▶ **Directive**
Transcribe the records below exactly.

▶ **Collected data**
================================
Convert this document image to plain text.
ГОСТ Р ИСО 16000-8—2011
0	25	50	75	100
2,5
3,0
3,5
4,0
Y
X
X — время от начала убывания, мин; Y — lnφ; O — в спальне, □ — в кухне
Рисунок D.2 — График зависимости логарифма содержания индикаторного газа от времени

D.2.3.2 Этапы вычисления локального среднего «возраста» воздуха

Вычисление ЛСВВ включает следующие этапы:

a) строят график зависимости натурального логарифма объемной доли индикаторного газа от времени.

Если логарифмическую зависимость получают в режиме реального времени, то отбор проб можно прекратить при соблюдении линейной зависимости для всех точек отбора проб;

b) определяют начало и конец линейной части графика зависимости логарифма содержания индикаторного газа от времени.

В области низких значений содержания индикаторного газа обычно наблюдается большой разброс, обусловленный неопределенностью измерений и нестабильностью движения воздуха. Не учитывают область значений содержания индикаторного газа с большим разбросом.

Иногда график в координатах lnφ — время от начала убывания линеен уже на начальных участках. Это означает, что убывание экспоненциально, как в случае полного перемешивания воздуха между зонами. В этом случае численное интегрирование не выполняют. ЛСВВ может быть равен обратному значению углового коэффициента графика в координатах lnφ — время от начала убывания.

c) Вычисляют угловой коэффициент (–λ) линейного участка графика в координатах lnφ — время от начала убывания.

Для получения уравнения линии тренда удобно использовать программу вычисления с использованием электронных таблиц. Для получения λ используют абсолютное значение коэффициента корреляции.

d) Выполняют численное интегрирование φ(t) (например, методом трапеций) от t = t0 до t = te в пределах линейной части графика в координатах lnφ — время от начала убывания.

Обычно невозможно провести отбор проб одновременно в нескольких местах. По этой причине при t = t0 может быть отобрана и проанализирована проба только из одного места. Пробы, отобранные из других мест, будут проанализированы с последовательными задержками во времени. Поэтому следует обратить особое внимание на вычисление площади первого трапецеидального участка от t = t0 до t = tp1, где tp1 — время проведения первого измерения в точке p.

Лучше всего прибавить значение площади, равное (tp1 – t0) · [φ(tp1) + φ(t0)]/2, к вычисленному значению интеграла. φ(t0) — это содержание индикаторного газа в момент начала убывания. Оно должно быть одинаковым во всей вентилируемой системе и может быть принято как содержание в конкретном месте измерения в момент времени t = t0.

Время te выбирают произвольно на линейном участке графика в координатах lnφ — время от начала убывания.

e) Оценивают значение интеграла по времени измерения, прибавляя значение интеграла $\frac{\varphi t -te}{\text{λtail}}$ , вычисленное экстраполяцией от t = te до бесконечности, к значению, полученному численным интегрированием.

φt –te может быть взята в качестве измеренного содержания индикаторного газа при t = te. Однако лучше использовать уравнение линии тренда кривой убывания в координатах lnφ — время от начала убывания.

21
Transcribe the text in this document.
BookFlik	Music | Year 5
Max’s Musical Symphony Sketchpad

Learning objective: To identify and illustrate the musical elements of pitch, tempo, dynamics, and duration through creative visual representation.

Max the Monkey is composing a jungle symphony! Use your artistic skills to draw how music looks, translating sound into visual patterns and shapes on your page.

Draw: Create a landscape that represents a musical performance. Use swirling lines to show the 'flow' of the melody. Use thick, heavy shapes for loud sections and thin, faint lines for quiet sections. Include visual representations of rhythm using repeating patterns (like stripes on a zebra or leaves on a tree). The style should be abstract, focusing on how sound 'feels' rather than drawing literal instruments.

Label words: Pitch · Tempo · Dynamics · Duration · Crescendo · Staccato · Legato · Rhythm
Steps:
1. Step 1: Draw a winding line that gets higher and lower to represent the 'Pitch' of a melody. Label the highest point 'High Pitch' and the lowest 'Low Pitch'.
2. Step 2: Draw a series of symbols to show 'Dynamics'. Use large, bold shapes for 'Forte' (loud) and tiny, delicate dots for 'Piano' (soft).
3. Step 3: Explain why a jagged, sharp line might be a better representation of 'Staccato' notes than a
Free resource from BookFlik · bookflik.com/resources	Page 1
================================
▶ **Correct result**
Convert this document image to plain text.
ГОСТ Р ИСО 16000-8—2011
0	25	50	75	100
2,5
3,0
3,5
4,0
Y
X
X — время от начала убывания, мин; Y — lnφ; O — в спальне, □ — в кухне
Рисунок D.2 — График зависимости логарифма содержания индикаторного газа от времени

D.2.3.2 Этапы вычисления локального среднего «возраста» воздуха

Вычисление ЛСВВ включает следующие этапы:

a) строят график зависимости натурального логарифма объемной доли индикаторного газа от времени.

Если логарифмическую зависимость получают в режиме реального времени, то отбор проб можно прекратить при соблюдении линейной зависимости для всех точек отбора проб;

b) определяют начало и конец линейной части графика зависимости логарифма содержания индикаторного газа от времени.

В области низких значений содержания индикаторного газа обычно наблюдается большой разброс, обусловленный неопределенностью измерений и нестабильностью движения воздуха. Не учитывают область значений содержания индикаторного газа с большим разбросом.

Иногда график в координатах lnφ — время от начала убывания линеен уже на начальных участках. Это означает, что убывание экспоненциально, как в случае полного перемешивания воздуха между зонами. В этом случае численное интегрирование не выполняют. ЛСВВ может быть равен обратному значению углового коэффициента графика в координатах lnφ — время от начала убывания.

c) Вычисляют угловой коэффициент (–λ) линейного участка графика в координатах lnφ — время от начала убывания.

Для получения уравнения линии тренда удобно использовать программу вычисления с использованием электронных таблиц. Для получения λ используют абсолютное значение коэффициента корреляции.

d) Выполняют численное интегрирование φ(t) (например, методом трапеций) от t = t0 до t = te в пределах линейной части графика в координатах lnφ — время от начала убывания.

Обычно невозможно провести отбор проб одновременно в нескольких местах. По этой причине при t = t0 может быть отобрана и проанализирована проба только из одного места. Пробы, отобранные из других мест, будут проанализированы с последовательными задержками во времени. Поэтому следует обратить особое внимание на вычисление площади первого трапецеидального участка от t = t0 до t = tp1, где tp1 — время проведения первого измерения в точке p.

Лучше всего прибавить значение площади, равное (tp1 – t0) · [φ(tp1) + φ(t0)]/2, к вычисленному значению интеграла. φ(t0) — это содержание индикаторного газа в момент начала убывания. Оно должно быть одинаковым во всей вентилируемой системе и может быть принято как содержание в конкретном месте измерения в момент времени t = t0.

Время te выбирают произвольно на линейном участке графика в координатах lnφ — время от начала убывания.

e) Оценивают значение интеграла по времени измерения, прибавляя значение интеграла $\frac{\varphi t -te}{\text{λtail}}$ , вычисленное экстраполяцией от t = te до бесконечности, к значению, полученному численным интегрированием.

φt –te может быть взята в качестве измеренного содержания индикаторного газа при t = te. Однако лучше использовать уравнение линии тренда кривой убывания в координатах lnφ — время от начала убывания.

21
Transcribe the text in this document.
BookFlik	Music | Year 5
Max’s Musical Symphony Sketchpad

Learning objective: To identify and illustrate the musical elements of pitch, tempo, dynamics, and duration through creative visual representation.

Max the Monkey is composing a jungle symphony! Use your artistic skills to draw how music looks, translating sound into visual patterns and shapes on your page.

Draw: Create a landscape that represents a musical performance. Use swirling lines to show the 'flow' of the melody. Use thick, heavy shapes for loud sections and thin, faint lines for quiet sections. Include visual representations of rhythm using repeating patterns (like stripes on a zebra or leaves on a tree). The style should be abstract, focusing on how sound 'feels' rather than drawing literal instruments.

Label words: Pitch · Tempo · Dynamics · Duration · Crescendo · Staccato · Legato · Rhythm
Steps:
1. Step 1: Draw a winding line that gets higher and lower to represent the 'Pitch' of a melody. Label the highest point 'High Pitch' and the lowest 'Low Pitch'.
2. Step 2: Draw a series of symbols to show 'Dynamics'. Use large, bold shapes for 'Forte' (loud) and tiny, delicate dots for 'Piano' (soft).
3. Step 3: Explain why a jagged, sharp line might be a better representation of 'Staccato' notes than a
Free resource from BookFlik · bookflik.com/resources	Page 1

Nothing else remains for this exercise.